◆ **EXTRAIT**:
▼

En tête du peloton, nous avons 540 milliardaires américains, 251 chinois, 120 allemands, 77 russes, 69 Hongkongais, 53 au Royaume-Uni et 47 en France. La disparition de ces milliardaires, désormais multimillionnaires, vient de Russie, qui en perd 11 et du Brésil, qui en perd 8. Au fond, le problème concerne surtout les émergents.

La bonne nouvelle est que tous se sont remis de la crise de 2008. Comme ils ont l’essentiel de leur richesse en bourse, sa baisse considérable avec la Grande crise a fait chuter leur patrimoine total de près de 40%. Ce souvenir est désormais lointain. Les politiques monétaires de taux bas à court et long termes ont permis aux bourses de remonter très largement, de plus de 50% depuis. C’est aux Etats-Unis, surtout, que ce phénomène se vérifie, avec des milliardaires par hedge funds interposés, autrement dit par placements boursiers spécialisés. Merci Janet Yellen !

La richesse nouvelle mondiale vient de Chine. Avec 251 milliardaires plus 69 Hongkongais, elle offre le second groupe le plus important, alors qu’en 2005 la Chine n’avait que 2 milliardaires et aucun en 1996. Par différence, l’Europe a une richesse qui augmente et change peu de période en période. Elle est très largement héritée. Celle des Etats-Unis et de Chine est créée. Merci Xi Jinping !

Et demain ? La bourse plafonne aux Etats-Unis. Les taux d’intérêt à court terme vont monter et, déjà, les taux à long terme ont compris que les soldes sont terminées. Il va donc y avoir des concentrations, au plus vite, face à une croissance qui va se réduire et des taux en hausse. Allons-nous perdre d’autres milliardaires ? Ils sont d’ores et déjà soucieux de savoir où placer leurs avoirs. Or ceux-ci sont largement investis dans leurs entreprises, qu’ils ont souvent créées, surtout aux Etats-Unis. Ils peuvent difficilement les quitter, sauf à envoyer aux marchés financiers un message négatif, qui les appauvrira immédiatement.

Et en Chine ? Le gouvernement fait tout son possible pour tenir la croissance autour de 6,5%. Ceci implique un soutien bancaire de plus en plus net aux entreprises publiques, qui sont en grande difficulté. Pendant ce temps, les Chinois, très épargnants et très spéculateurs, alimentent des bulles à Pékin, Shanghai et Shenzhen. Les autorités le savent et essaient de calmer le jeu. Un peu par des règles, un peu par la mise en prison de certains financiers, pour l’exemple. Mais rien n’y fait. Une crise se prépare là-bas.

▲

◆ **VOLETS DE L'EXERCICE**:
• 1. Selon l'extrait, combien de milliardaires la Russie a-t-elle perdus ?
• 2. Reproduisez fidèlement le passage de l'extrait qui commence aux mots « La richesse nouvelle » et s'arrête après les mots « Merci Xi Jinping ! ».
Veuillez vous fonder uniquement sur l'extrait.

◆ **DONNÉES FOURNIES**:
▼

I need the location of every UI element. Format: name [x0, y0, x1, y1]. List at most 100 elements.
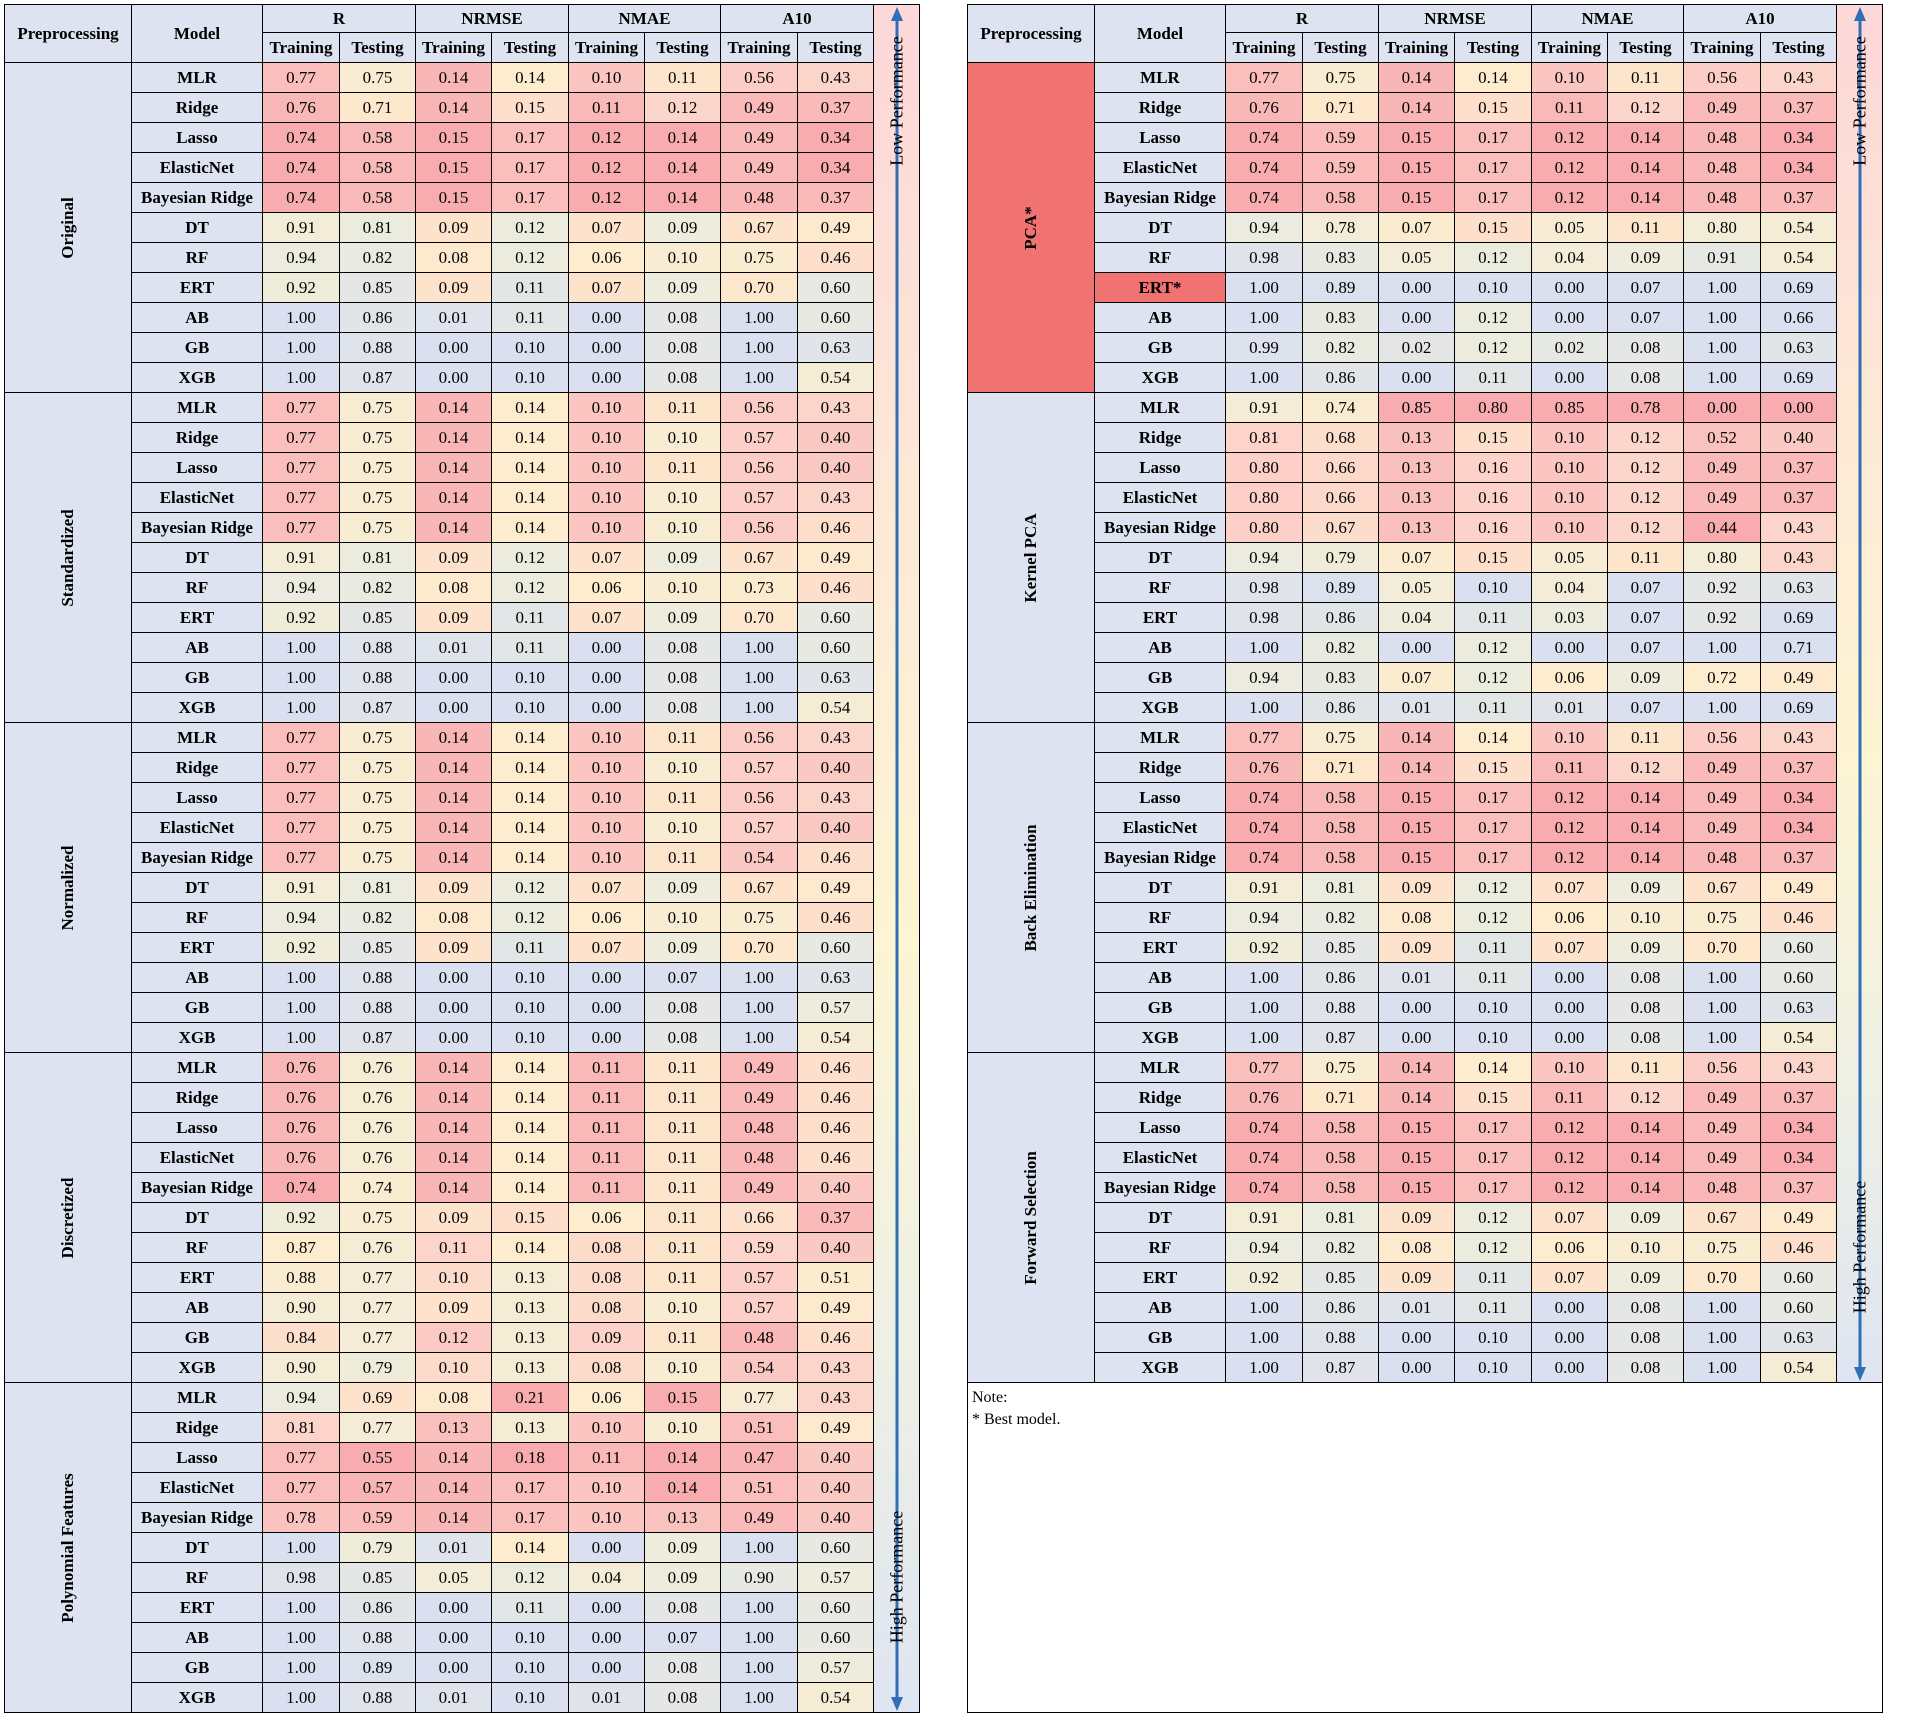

▲

◆ **RÉPONSES FINALES**:
• 1. La Russie en a perdu 11.

• 2.
La richesse nouvelle mondiale vient de Chine. Avec 251 milliardaires plus 69 Hongkongais, elle offre le second groupe le plus important, alors qu’en 2005 la Chine n’avait que 2 milliardaires et aucun en 1996. Par différence, l’Europe a une richesse qui augmente et change peu de période en période. Elle est très largement héritée. Celle des Etats-Unis et de Chine est créée. Merci Xi Jinping !